Directions for this task: Reproduce the records word for word, starting at the first line and stopping after the line that contains "x-axis-tick bbox=[568, 408, 570, 415]".
┌──
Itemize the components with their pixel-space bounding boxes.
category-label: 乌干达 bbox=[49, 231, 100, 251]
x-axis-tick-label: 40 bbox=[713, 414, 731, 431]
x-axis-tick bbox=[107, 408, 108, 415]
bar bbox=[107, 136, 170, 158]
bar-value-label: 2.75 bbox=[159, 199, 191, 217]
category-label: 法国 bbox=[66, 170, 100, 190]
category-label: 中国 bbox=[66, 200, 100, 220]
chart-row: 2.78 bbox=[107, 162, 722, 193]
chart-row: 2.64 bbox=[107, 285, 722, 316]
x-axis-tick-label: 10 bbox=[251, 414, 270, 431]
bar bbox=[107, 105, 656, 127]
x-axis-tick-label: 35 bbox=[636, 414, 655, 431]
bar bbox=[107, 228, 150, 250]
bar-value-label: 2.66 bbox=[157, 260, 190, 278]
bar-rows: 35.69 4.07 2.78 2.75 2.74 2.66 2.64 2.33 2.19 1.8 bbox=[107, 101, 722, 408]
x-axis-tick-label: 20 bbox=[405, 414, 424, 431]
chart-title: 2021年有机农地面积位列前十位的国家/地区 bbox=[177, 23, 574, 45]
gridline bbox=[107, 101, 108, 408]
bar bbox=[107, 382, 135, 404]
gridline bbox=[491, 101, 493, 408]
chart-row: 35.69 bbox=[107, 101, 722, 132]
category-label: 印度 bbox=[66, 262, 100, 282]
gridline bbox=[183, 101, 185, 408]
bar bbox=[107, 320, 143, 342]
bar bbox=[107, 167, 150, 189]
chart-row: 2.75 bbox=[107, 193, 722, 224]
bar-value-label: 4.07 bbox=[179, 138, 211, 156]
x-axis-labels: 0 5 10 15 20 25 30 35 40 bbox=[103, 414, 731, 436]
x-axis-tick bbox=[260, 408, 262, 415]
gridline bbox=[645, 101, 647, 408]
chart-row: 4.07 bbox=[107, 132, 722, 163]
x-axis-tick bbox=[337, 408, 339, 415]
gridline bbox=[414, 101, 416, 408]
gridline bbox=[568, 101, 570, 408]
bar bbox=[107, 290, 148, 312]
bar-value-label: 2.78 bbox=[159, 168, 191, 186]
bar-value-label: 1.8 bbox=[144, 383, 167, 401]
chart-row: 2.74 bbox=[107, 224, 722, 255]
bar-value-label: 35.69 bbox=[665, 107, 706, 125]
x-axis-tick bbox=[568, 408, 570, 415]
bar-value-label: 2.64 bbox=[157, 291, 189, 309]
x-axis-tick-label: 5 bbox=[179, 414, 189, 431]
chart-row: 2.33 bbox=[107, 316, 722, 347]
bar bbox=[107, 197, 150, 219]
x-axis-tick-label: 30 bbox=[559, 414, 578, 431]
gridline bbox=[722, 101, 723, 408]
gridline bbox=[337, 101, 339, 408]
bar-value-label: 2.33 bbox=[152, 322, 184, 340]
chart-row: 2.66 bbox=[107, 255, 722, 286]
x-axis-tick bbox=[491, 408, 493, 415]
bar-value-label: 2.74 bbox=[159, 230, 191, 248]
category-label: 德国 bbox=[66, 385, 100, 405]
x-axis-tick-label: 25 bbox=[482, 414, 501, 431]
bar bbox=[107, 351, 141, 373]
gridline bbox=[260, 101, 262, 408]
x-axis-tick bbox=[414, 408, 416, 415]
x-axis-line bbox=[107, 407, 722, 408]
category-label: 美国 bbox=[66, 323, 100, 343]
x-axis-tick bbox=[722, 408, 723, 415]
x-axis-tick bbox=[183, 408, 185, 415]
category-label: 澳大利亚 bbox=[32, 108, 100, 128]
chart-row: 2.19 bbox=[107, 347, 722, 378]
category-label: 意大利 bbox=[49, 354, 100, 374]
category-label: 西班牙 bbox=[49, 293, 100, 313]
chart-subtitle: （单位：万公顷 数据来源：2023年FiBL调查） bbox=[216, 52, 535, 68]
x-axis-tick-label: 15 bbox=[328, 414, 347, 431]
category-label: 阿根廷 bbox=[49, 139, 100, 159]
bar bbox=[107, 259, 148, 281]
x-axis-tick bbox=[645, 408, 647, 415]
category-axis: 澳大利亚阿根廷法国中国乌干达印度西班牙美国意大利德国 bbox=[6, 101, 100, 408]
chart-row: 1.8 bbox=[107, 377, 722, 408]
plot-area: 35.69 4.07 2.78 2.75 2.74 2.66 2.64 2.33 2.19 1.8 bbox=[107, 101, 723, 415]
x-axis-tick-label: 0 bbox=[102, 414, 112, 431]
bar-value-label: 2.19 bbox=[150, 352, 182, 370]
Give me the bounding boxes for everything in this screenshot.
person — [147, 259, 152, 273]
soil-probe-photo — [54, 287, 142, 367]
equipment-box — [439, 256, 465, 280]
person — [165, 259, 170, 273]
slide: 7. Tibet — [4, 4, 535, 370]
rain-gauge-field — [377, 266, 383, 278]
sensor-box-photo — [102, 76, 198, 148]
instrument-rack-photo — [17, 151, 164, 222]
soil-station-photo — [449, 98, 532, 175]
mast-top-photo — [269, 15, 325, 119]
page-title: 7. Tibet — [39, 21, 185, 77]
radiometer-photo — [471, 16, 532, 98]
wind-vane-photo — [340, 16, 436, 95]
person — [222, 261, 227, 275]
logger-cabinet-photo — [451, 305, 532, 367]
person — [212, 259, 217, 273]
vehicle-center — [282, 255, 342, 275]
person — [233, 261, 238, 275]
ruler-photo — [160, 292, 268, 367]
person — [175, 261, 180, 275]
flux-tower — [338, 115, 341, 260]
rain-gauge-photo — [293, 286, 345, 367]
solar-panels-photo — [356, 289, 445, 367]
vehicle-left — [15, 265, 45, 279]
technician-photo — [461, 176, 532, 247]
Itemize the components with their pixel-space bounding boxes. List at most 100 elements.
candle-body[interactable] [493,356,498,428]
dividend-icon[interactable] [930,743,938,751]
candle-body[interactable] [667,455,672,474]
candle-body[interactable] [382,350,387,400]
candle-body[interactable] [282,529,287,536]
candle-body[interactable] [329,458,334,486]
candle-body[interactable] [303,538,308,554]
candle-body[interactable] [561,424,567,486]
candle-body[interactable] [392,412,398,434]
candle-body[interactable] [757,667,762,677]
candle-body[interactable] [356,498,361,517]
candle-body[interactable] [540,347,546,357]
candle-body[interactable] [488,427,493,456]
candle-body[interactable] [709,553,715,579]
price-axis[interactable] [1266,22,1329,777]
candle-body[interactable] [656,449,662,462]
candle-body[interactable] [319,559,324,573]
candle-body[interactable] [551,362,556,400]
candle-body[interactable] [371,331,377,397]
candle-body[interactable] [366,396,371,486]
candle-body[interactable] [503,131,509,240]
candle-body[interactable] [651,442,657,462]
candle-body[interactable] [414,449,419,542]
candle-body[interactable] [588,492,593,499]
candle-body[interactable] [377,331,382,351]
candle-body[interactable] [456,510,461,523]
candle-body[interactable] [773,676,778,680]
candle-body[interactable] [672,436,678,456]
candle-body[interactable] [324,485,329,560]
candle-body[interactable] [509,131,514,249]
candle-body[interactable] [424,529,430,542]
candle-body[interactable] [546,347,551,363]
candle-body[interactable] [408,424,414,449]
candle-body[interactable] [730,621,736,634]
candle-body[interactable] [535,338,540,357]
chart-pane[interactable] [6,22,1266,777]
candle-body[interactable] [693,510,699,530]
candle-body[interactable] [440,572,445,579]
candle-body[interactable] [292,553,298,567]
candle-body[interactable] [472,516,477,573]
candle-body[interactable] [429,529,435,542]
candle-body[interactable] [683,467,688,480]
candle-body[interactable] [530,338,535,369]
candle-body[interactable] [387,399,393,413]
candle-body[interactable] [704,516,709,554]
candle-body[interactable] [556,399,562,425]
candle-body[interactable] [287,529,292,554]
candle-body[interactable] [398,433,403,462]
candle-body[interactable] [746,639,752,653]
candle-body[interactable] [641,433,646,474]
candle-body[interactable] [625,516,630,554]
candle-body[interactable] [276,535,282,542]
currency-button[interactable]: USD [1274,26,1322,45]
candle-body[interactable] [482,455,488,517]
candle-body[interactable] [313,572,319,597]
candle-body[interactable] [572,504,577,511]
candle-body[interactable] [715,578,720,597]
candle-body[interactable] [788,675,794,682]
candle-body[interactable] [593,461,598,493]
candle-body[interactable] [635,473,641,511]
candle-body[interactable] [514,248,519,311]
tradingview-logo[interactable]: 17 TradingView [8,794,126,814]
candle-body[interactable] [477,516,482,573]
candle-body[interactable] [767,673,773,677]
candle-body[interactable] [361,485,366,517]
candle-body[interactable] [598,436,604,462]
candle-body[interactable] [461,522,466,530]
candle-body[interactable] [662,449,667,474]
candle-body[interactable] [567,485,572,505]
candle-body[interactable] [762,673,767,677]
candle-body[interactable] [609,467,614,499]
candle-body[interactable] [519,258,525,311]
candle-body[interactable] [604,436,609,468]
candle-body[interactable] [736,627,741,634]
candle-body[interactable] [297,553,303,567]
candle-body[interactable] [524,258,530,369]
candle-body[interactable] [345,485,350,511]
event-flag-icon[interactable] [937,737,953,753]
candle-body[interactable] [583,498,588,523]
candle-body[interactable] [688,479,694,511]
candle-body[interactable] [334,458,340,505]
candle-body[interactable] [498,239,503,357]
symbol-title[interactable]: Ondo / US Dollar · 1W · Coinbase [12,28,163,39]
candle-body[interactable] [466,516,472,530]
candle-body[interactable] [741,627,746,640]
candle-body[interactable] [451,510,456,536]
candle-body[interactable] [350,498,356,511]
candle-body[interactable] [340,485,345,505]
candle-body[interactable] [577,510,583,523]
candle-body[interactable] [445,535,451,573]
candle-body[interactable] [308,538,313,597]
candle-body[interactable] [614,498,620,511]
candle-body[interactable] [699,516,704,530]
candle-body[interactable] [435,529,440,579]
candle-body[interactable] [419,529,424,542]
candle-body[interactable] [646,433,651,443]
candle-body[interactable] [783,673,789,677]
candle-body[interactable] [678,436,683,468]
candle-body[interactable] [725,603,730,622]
└──
Solution to the problem:
Itemize the components with their pixel-space bounding boxes.
category-label: 乌干达 bbox=[49, 231, 100, 251]
x-axis-tick-label: 40 bbox=[713, 414, 731, 431]
x-axis-tick bbox=[107, 408, 108, 415]
bar bbox=[107, 136, 170, 158]
bar-value-label: 2.75 bbox=[159, 199, 191, 217]
category-label: 法国 bbox=[66, 170, 100, 190]
category-label: 中国 bbox=[66, 200, 100, 220]
chart-row: 2.78 bbox=[107, 162, 722, 193]
chart-row: 2.64 bbox=[107, 285, 722, 316]
x-axis-tick-label: 10 bbox=[251, 414, 270, 431]
bar bbox=[107, 105, 656, 127]
x-axis-tick-label: 35 bbox=[636, 414, 655, 431]
bar bbox=[107, 228, 150, 250]
bar-value-label: 2.66 bbox=[157, 260, 190, 278]
bar-rows: 35.69 4.07 2.78 2.75 2.74 2.66 2.64 2.33 2.19 1.8 bbox=[107, 101, 722, 408]
x-axis-tick-label: 20 bbox=[405, 414, 424, 431]
chart-title: 2021年有机农地面积位列前十位的国家/地区 bbox=[177, 23, 574, 45]
gridline bbox=[107, 101, 108, 408]
bar bbox=[107, 382, 135, 404]
gridline bbox=[491, 101, 493, 408]
chart-row: 35.69 bbox=[107, 101, 722, 132]
category-label: 印度 bbox=[66, 262, 100, 282]
gridline bbox=[183, 101, 185, 408]
bar bbox=[107, 320, 143, 342]
bar bbox=[107, 167, 150, 189]
chart-row: 2.75 bbox=[107, 193, 722, 224]
bar-value-label: 4.07 bbox=[179, 138, 211, 156]
x-axis-labels: 0 5 10 15 20 25 30 35 40 bbox=[103, 414, 731, 436]
x-axis-tick bbox=[260, 408, 262, 415]
gridline bbox=[645, 101, 647, 408]
chart-row: 4.07 bbox=[107, 132, 722, 163]
x-axis-tick bbox=[337, 408, 339, 415]
gridline bbox=[414, 101, 416, 408]
gridline bbox=[568, 101, 570, 408]
bar bbox=[107, 290, 148, 312]
bar-value-label: 2.78 bbox=[159, 168, 191, 186]
bar-value-label: 1.8 bbox=[144, 383, 167, 401]
chart-row: 2.74 bbox=[107, 224, 722, 255]
bar-value-label: 35.69 bbox=[665, 107, 706, 125]
x-axis-tick bbox=[568, 408, 570, 415]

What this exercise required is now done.